Records:

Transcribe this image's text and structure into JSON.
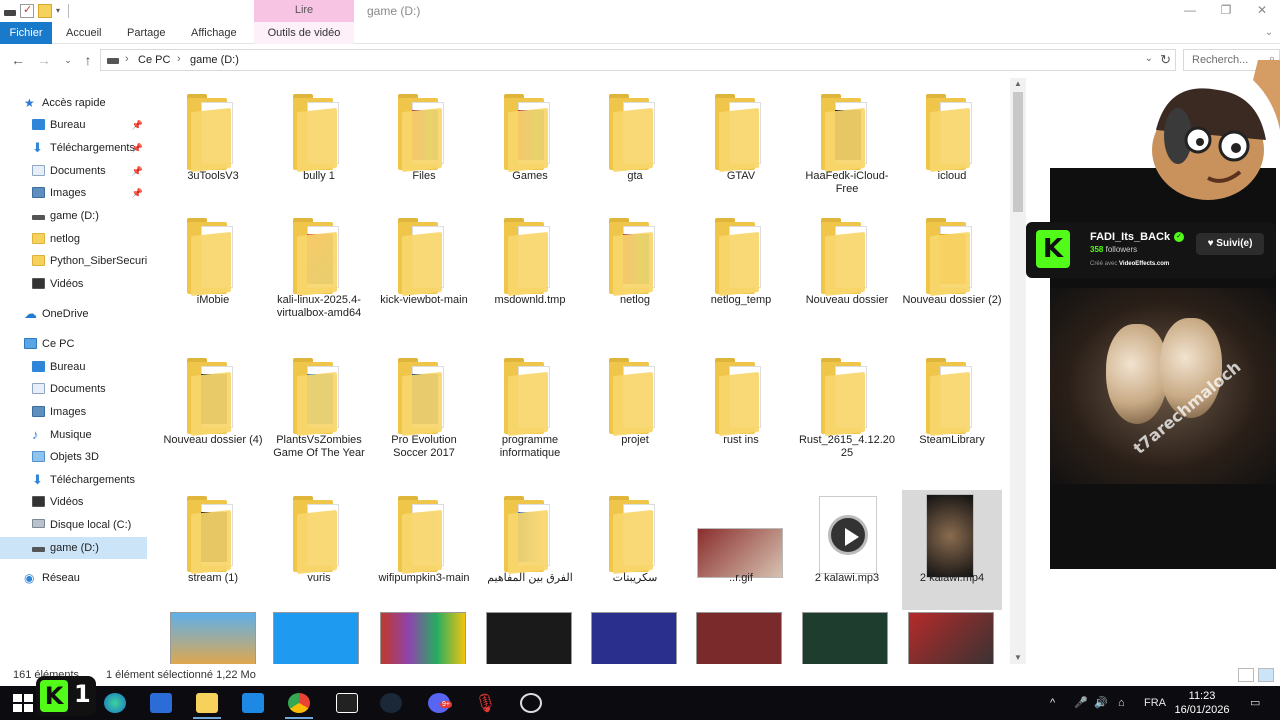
{
  "window": {
    "title": "game (D:)",
    "context_tab": "Lire",
    "controls": {
      "minimize": "—",
      "maximize": "❐",
      "close": "✕"
    }
  },
  "ribbon": {
    "tabs": [
      "Fichier",
      "Accueil",
      "Partage",
      "Affichage",
      "Outils de vidéo"
    ]
  },
  "address": {
    "crumbs": [
      "Ce PC",
      "game (D:)"
    ],
    "search_placeholder": "Recherch..."
  },
  "nav": {
    "items": [
      {
        "label": "Accès rapide",
        "icon": "star-icon",
        "pinned": false
      },
      {
        "label": "Bureau",
        "icon": "desktop-icon",
        "pinned": true
      },
      {
        "label": "Téléchargements",
        "icon": "download-icon",
        "pinned": true
      },
      {
        "label": "Documents",
        "icon": "documents-icon",
        "pinned": true
      },
      {
        "label": "Images",
        "icon": "images-icon",
        "pinned": true
      },
      {
        "label": "game (D:)",
        "icon": "drive-icon",
        "pinned": false
      },
      {
        "label": "netlog",
        "icon": "folder-icon",
        "pinned": false
      },
      {
        "label": "Python_SiberSecurit",
        "icon": "folder-icon",
        "pinned": false
      },
      {
        "label": "Vidéos",
        "icon": "video-icon",
        "pinned": false
      },
      {
        "label": "OneDrive",
        "icon": "cloud-icon",
        "pinned": false
      },
      {
        "label": "Ce PC",
        "icon": "pc-icon",
        "pinned": false
      },
      {
        "label": "Bureau",
        "icon": "desktop-icon",
        "pinned": false
      },
      {
        "label": "Documents",
        "icon": "documents-icon",
        "pinned": false
      },
      {
        "label": "Images",
        "icon": "images-icon",
        "pinned": false
      },
      {
        "label": "Musique",
        "icon": "music-icon",
        "pinned": false
      },
      {
        "label": "Objets 3D",
        "icon": "objects3d-icon",
        "pinned": false
      },
      {
        "label": "Téléchargements",
        "icon": "download-icon",
        "pinned": false
      },
      {
        "label": "Vidéos",
        "icon": "video-icon",
        "pinned": false
      },
      {
        "label": "Disque local (C:)",
        "icon": "disk-icon",
        "pinned": false
      },
      {
        "label": "game (D:)",
        "icon": "drive-icon",
        "pinned": false
      },
      {
        "label": "Réseau",
        "icon": "network-icon",
        "pinned": false
      }
    ],
    "pin_glyph": "📌"
  },
  "files": {
    "rows": [
      [
        "3uToolsV3",
        "bully 1",
        "Files",
        "Games",
        "gta",
        "GTAV",
        "HaaFedk-iCloud-Free",
        "icloud"
      ],
      [
        "iMobie",
        "kali-linux-2025.4-virtualbox-amd64",
        "kick-viewbot-main",
        "msdownld.tmp",
        "netlog",
        "netlog_temp",
        "Nouveau dossier",
        "Nouveau dossier (2)"
      ],
      [
        "Nouveau dossier (4)",
        "PlantsVsZombies Game Of The Year",
        "Pro Evolution Soccer 2017",
        "programme informatique",
        "projet",
        "rust ins",
        "Rust_2615_4.12.2025",
        "SteamLibrary"
      ],
      [
        "stream (1)",
        "vuris",
        "wifipumpkin3-main",
        "الفرق بين المفاهيم",
        "سكريبتات",
        "..r.gif",
        "2 kalawi.mp3",
        "2 kalawi.mp4"
      ]
    ],
    "selected": "2 kalawi.mp4"
  },
  "status": {
    "count": "161 éléments",
    "selection": "1 élément sélectionné  1,22 Mo"
  },
  "overlay": {
    "streamer": "FADI_Its_BACk",
    "followers_count": "358",
    "followers_label": "followers",
    "credit_prefix": "Créé avec",
    "credit_brand": "VideoEffects.com",
    "follow_button": "Suivi(e)",
    "watermark": "t7arechmaloch",
    "badge_number": "1"
  },
  "taskbar": {
    "language": "FRA",
    "time": "11:23",
    "date": "16/01/2026",
    "discord_badge": "9+"
  },
  "colors": {
    "accent": "#1979ca",
    "context_tab": "#f7c5e3",
    "kick_green": "#53fc18",
    "folder": "#f0c64a",
    "selection": "#cce4f7"
  }
}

What is required: The listing above needs to be output again exactly. Don't include the pictures.

Worked solution:
Transcribe this image's text and structure into JSON.
{
  "window": {
    "title": "game (D:)",
    "context_tab": "Lire",
    "controls": {
      "minimize": "—",
      "maximize": "❐",
      "close": "✕"
    }
  },
  "ribbon": {
    "tabs": [
      "Fichier",
      "Accueil",
      "Partage",
      "Affichage",
      "Outils de vidéo"
    ]
  },
  "address": {
    "crumbs": [
      "Ce PC",
      "game (D:)"
    ],
    "search_placeholder": "Recherch..."
  },
  "nav": {
    "items": [
      {
        "label": "Accès rapide",
        "icon": "star-icon",
        "pinned": false
      },
      {
        "label": "Bureau",
        "icon": "desktop-icon",
        "pinned": true
      },
      {
        "label": "Téléchargements",
        "icon": "download-icon",
        "pinned": true
      },
      {
        "label": "Documents",
        "icon": "documents-icon",
        "pinned": true
      },
      {
        "label": "Images",
        "icon": "images-icon",
        "pinned": true
      },
      {
        "label": "game (D:)",
        "icon": "drive-icon",
        "pinned": false
      },
      {
        "label": "netlog",
        "icon": "folder-icon",
        "pinned": false
      },
      {
        "label": "Python_SiberSecurit",
        "icon": "folder-icon",
        "pinned": false
      },
      {
        "label": "Vidéos",
        "icon": "video-icon",
        "pinned": false
      },
      {
        "label": "OneDrive",
        "icon": "cloud-icon",
        "pinned": false
      },
      {
        "label": "Ce PC",
        "icon": "pc-icon",
        "pinned": false
      },
      {
        "label": "Bureau",
        "icon": "desktop-icon",
        "pinned": false
      },
      {
        "label": "Documents",
        "icon": "documents-icon",
        "pinned": false
      },
      {
        "label": "Images",
        "icon": "images-icon",
        "pinned": false
      },
      {
        "label": "Musique",
        "icon": "music-icon",
        "pinned": false
      },
      {
        "label": "Objets 3D",
        "icon": "objects3d-icon",
        "pinned": false
      },
      {
        "label": "Téléchargements",
        "icon": "download-icon",
        "pinned": false
      },
      {
        "label": "Vidéos",
        "icon": "video-icon",
        "pinned": false
      },
      {
        "label": "Disque local (C:)",
        "icon": "disk-icon",
        "pinned": false
      },
      {
        "label": "game (D:)",
        "icon": "drive-icon",
        "pinned": false
      },
      {
        "label": "Réseau",
        "icon": "network-icon",
        "pinned": false
      }
    ],
    "pin_glyph": "📌"
  },
  "files": {
    "rows": [
      [
        "3uToolsV3",
        "bully 1",
        "Files",
        "Games",
        "gta",
        "GTAV",
        "HaaFedk-iCloud-Free",
        "icloud"
      ],
      [
        "iMobie",
        "kali-linux-2025.4-virtualbox-amd64",
        "kick-viewbot-main",
        "msdownld.tmp",
        "netlog",
        "netlog_temp",
        "Nouveau dossier",
        "Nouveau dossier (2)"
      ],
      [
        "Nouveau dossier (4)",
        "PlantsVsZombies Game Of The Year",
        "Pro Evolution Soccer 2017",
        "programme informatique",
        "projet",
        "rust ins",
        "Rust_2615_4.12.2025",
        "SteamLibrary"
      ],
      [
        "stream (1)",
        "vuris",
        "wifipumpkin3-main",
        "الفرق بين المفاهيم",
        "سكريبتات",
        "..r.gif",
        "2 kalawi.mp3",
        "2 kalawi.mp4"
      ]
    ],
    "selected": "2 kalawi.mp4"
  },
  "status": {
    "count": "161 éléments",
    "selection": "1 élément sélectionné  1,22 Mo"
  },
  "overlay": {
    "streamer": "FADI_Its_BACk",
    "followers_count": "358",
    "followers_label": "followers",
    "credit_prefix": "Créé avec",
    "credit_brand": "VideoEffects.com",
    "follow_button": "Suivi(e)",
    "watermark": "t7arechmaloch",
    "badge_number": "1"
  },
  "taskbar": {
    "language": "FRA",
    "time": "11:23",
    "date": "16/01/2026",
    "discord_badge": "9+"
  },
  "colors": {
    "accent": "#1979ca",
    "context_tab": "#f7c5e3",
    "kick_green": "#53fc18",
    "folder": "#f0c64a",
    "selection": "#cce4f7"
  }
}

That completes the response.